Start
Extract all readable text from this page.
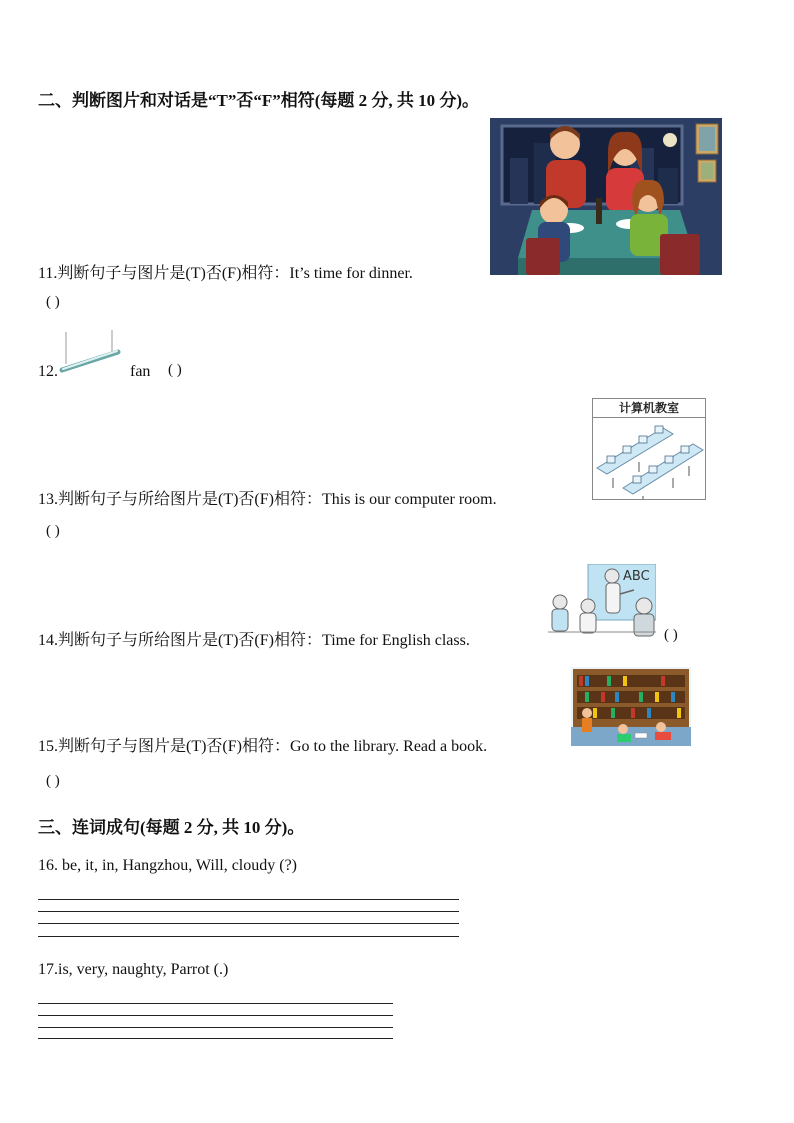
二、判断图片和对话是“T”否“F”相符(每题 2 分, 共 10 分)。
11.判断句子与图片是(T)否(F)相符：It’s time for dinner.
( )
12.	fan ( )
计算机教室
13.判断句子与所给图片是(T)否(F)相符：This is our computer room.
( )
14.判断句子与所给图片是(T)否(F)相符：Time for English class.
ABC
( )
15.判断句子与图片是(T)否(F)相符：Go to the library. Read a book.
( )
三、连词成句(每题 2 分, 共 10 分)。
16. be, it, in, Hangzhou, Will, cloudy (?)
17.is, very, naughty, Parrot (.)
End
--- Requirement ---
Respond with the number of lines containing "判断句子与图片是" and no additional words.

--- Exercise result ---
2